Stored entries
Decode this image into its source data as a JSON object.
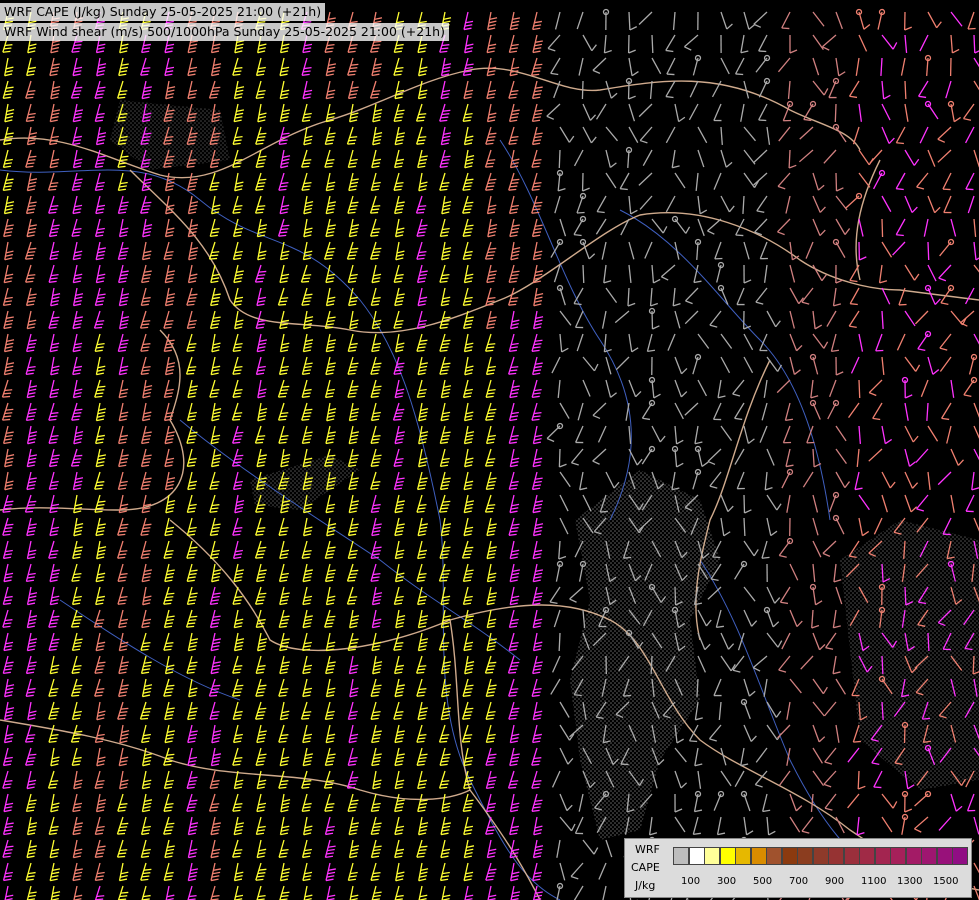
{
  "titles": {
    "line1": "WRF CAPE (J/kg) Sunday 25-05-2025 21:00 (+21h)",
    "line2": "WRF Wind shear (m/s) 500/1000hPa Sunday 25-05-2025 21:00 (+21h)"
  },
  "legend": {
    "model": "WRF",
    "field": "CAPE",
    "units": "J/kg",
    "colors": [
      "#bdbdbd",
      "#ffffff",
      "#ffff99",
      "#ffff00",
      "#e6b800",
      "#d98c00",
      "#a0522d",
      "#8b3a0f",
      "#8b3d1f",
      "#8e3a2a",
      "#963333",
      "#9b2f3c",
      "#a02a46",
      "#a32550",
      "#a6205a",
      "#a31b66",
      "#9e1670",
      "#98117a",
      "#900d84"
    ],
    "ticks": [
      "100",
      "300",
      "500",
      "700",
      "900",
      "1100",
      "1300",
      "1500"
    ]
  },
  "barb_colors": {
    "yellow": "#ffff33",
    "magenta": "#ff33ff",
    "salmon": "#f08070",
    "dusty_rose": "#d08080",
    "gray": "#aaaaaa"
  },
  "map_colors": {
    "border": "#e8c0a0",
    "river": "#4466cc",
    "hatch": "#888888"
  }
}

TASK DESCRIPTION ▸ Copy every line of the records above that holds the word "CAPE".

FINISHED ANSWER ▸
    "line1": "WRF CAPE (J/kg) Sunday 25-05-2025 21:00 (+21h)",
    "field": "CAPE",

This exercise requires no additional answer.